--- START Data shown ---

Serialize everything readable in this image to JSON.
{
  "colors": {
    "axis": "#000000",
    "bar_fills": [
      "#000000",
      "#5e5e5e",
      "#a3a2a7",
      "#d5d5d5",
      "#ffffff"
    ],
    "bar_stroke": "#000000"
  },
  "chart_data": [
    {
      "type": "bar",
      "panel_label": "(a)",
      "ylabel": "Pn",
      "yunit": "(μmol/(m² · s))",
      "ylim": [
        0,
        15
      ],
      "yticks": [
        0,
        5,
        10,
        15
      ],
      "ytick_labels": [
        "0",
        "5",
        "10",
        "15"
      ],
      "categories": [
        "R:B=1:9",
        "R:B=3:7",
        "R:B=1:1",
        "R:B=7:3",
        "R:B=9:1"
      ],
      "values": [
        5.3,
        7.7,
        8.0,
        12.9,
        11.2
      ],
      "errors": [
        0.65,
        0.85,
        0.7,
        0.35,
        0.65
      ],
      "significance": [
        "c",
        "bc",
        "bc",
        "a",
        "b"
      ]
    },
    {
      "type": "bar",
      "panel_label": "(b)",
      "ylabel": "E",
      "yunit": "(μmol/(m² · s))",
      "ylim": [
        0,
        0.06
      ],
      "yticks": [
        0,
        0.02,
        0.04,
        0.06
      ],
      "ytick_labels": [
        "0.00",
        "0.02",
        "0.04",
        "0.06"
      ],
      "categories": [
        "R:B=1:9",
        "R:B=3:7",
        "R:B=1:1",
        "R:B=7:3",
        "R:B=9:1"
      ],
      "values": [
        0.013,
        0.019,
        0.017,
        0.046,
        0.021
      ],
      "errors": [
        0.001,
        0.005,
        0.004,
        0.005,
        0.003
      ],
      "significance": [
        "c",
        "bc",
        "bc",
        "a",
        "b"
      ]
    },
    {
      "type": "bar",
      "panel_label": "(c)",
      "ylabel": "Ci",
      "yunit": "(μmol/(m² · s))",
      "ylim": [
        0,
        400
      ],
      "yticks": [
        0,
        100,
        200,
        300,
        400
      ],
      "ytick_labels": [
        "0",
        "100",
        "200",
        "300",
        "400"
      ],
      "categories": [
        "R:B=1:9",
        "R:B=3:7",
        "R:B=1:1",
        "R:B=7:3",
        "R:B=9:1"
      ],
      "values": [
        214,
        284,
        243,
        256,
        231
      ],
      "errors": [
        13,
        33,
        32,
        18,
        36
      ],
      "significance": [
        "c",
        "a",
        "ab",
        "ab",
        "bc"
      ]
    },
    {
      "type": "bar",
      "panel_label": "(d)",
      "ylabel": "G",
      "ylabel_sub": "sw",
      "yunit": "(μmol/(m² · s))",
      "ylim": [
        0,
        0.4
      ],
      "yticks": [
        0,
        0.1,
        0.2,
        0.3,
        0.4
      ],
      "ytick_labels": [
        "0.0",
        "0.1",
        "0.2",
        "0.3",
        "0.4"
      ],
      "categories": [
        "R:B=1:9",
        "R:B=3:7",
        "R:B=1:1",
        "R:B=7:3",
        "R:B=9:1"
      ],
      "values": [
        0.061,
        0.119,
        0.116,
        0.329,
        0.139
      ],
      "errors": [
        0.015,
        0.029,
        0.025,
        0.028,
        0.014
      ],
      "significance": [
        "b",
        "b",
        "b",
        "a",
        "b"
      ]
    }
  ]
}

--- END Data shown ---

*Task directions*. Word for word, quote all of the data above.

*Full response*.
Serialize everything readable in this image to JSON.
{
  "colors": {
    "axis": "#000000",
    "bar_fills": [
      "#000000",
      "#5e5e5e",
      "#a3a2a7",
      "#d5d5d5",
      "#ffffff"
    ],
    "bar_stroke": "#000000"
  },
  "chart_data": [
    {
      "type": "bar",
      "panel_label": "(a)",
      "ylabel": "Pn",
      "yunit": "(μmol/(m² · s))",
      "ylim": [
        0,
        15
      ],
      "yticks": [
        0,
        5,
        10,
        15
      ],
      "ytick_labels": [
        "0",
        "5",
        "10",
        "15"
      ],
      "categories": [
        "R:B=1:9",
        "R:B=3:7",
        "R:B=1:1",
        "R:B=7:3",
        "R:B=9:1"
      ],
      "values": [
        5.3,
        7.7,
        8.0,
        12.9,
        11.2
      ],
      "errors": [
        0.65,
        0.85,
        0.7,
        0.35,
        0.65
      ],
      "significance": [
        "c",
        "bc",
        "bc",
        "a",
        "b"
      ]
    },
    {
      "type": "bar",
      "panel_label": "(b)",
      "ylabel": "E",
      "yunit": "(μmol/(m² · s))",
      "ylim": [
        0,
        0.06
      ],
      "yticks": [
        0,
        0.02,
        0.04,
        0.06
      ],
      "ytick_labels": [
        "0.00",
        "0.02",
        "0.04",
        "0.06"
      ],
      "categories": [
        "R:B=1:9",
        "R:B=3:7",
        "R:B=1:1",
        "R:B=7:3",
        "R:B=9:1"
      ],
      "values": [
        0.013,
        0.019,
        0.017,
        0.046,
        0.021
      ],
      "errors": [
        0.001,
        0.005,
        0.004,
        0.005,
        0.003
      ],
      "significance": [
        "c",
        "bc",
        "bc",
        "a",
        "b"
      ]
    },
    {
      "type": "bar",
      "panel_label": "(c)",
      "ylabel": "Ci",
      "yunit": "(μmol/(m² · s))",
      "ylim": [
        0,
        400
      ],
      "yticks": [
        0,
        100,
        200,
        300,
        400
      ],
      "ytick_labels": [
        "0",
        "100",
        "200",
        "300",
        "400"
      ],
      "categories": [
        "R:B=1:9",
        "R:B=3:7",
        "R:B=1:1",
        "R:B=7:3",
        "R:B=9:1"
      ],
      "values": [
        214,
        284,
        243,
        256,
        231
      ],
      "errors": [
        13,
        33,
        32,
        18,
        36
      ],
      "significance": [
        "c",
        "a",
        "ab",
        "ab",
        "bc"
      ]
    },
    {
      "type": "bar",
      "panel_label": "(d)",
      "ylabel": "G",
      "ylabel_sub": "sw",
      "yunit": "(μmol/(m² · s))",
      "ylim": [
        0,
        0.4
      ],
      "yticks": [
        0,
        0.1,
        0.2,
        0.3,
        0.4
      ],
      "ytick_labels": [
        "0.0",
        "0.1",
        "0.2",
        "0.3",
        "0.4"
      ],
      "categories": [
        "R:B=1:9",
        "R:B=3:7",
        "R:B=1:1",
        "R:B=7:3",
        "R:B=9:1"
      ],
      "values": [
        0.061,
        0.119,
        0.116,
        0.329,
        0.139
      ],
      "errors": [
        0.015,
        0.029,
        0.025,
        0.028,
        0.014
      ],
      "significance": [
        "b",
        "b",
        "b",
        "a",
        "b"
      ]
    }
  ]
}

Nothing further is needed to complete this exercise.